(What you are asked to do):
For every line in the data below that contains "bepaalde", copy the line.

(Records excerpted from a collection):
## Start

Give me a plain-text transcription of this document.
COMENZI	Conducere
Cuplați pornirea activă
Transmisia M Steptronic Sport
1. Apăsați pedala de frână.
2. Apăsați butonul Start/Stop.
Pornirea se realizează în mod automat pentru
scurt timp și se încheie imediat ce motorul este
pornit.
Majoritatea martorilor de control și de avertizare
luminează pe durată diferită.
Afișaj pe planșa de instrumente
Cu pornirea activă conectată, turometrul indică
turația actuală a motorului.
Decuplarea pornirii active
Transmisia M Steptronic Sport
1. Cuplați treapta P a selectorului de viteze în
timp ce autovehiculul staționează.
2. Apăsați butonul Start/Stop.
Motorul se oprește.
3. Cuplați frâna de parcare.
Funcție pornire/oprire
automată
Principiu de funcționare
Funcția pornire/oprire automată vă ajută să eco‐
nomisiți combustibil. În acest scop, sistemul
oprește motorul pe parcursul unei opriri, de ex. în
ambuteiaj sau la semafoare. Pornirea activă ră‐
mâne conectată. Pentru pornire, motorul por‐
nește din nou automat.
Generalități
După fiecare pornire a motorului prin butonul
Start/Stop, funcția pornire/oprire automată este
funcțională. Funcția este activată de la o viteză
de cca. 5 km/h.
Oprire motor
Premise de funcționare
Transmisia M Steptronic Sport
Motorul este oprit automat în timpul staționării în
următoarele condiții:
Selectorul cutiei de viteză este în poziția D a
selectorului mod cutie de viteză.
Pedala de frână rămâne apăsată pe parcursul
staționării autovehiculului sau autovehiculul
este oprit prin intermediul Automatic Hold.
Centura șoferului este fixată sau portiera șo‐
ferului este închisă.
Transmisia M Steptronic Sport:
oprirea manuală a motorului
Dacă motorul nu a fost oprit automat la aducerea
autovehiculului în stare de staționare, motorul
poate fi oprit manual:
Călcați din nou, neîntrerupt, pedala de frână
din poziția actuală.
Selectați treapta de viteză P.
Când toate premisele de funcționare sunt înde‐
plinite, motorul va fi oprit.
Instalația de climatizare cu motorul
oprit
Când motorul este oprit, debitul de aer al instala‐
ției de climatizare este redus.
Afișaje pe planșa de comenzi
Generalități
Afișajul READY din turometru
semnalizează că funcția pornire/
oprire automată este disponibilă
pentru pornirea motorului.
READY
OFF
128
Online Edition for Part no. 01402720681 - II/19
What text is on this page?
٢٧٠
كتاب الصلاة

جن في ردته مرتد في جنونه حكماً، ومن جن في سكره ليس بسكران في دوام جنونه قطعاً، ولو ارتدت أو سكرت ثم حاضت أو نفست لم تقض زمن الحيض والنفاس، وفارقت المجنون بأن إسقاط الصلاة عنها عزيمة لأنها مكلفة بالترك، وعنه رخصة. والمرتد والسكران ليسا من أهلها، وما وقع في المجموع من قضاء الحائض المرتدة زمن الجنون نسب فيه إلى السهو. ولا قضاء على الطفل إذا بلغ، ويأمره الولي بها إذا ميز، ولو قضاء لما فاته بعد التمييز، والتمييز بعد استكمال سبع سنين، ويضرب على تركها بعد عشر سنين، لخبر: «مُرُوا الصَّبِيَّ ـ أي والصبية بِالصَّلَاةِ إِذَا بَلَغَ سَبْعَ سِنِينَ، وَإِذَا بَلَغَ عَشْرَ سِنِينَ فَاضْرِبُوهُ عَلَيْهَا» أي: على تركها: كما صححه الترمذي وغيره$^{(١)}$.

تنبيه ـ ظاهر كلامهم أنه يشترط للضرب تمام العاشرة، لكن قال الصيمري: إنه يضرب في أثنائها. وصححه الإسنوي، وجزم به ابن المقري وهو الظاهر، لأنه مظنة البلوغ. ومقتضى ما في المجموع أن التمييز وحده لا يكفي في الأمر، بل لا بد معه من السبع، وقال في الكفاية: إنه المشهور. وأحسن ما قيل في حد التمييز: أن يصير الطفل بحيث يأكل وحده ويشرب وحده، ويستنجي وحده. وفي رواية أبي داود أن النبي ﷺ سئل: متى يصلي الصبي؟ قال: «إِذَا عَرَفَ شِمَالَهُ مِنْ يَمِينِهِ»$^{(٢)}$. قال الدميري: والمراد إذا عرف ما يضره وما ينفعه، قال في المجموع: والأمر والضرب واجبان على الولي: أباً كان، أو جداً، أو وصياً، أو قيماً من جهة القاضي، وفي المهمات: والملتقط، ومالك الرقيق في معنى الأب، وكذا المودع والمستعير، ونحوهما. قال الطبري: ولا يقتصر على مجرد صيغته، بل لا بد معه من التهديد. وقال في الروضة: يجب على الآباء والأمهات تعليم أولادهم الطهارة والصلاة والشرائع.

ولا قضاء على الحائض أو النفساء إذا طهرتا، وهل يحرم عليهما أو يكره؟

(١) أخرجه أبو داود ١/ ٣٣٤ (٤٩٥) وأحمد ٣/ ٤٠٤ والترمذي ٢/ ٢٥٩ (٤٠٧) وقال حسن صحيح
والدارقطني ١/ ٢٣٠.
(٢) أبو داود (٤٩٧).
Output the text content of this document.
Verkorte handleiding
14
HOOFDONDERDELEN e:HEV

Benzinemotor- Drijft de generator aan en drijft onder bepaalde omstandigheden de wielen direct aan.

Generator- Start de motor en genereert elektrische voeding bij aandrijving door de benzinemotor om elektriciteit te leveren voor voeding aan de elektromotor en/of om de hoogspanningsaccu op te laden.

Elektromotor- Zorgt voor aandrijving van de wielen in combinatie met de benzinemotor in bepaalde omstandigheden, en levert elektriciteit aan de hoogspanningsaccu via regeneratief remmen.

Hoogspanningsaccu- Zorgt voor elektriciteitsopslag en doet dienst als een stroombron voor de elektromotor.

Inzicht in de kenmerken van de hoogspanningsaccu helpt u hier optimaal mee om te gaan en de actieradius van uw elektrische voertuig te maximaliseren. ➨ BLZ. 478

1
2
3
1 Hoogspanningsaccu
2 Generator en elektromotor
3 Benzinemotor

## End

(Response to the task):
Benzinemotor- Drijft de generator aan en drijft onder bepaalde omstandigheden de wielen direct aan.
Elektromotor- Zorgt voor aandrijving van de wielen in combinatie met de benzinemotor in bepaalde omstandigheden, en levert elektriciteit aan de hoogspanningsaccu via regeneratief remmen.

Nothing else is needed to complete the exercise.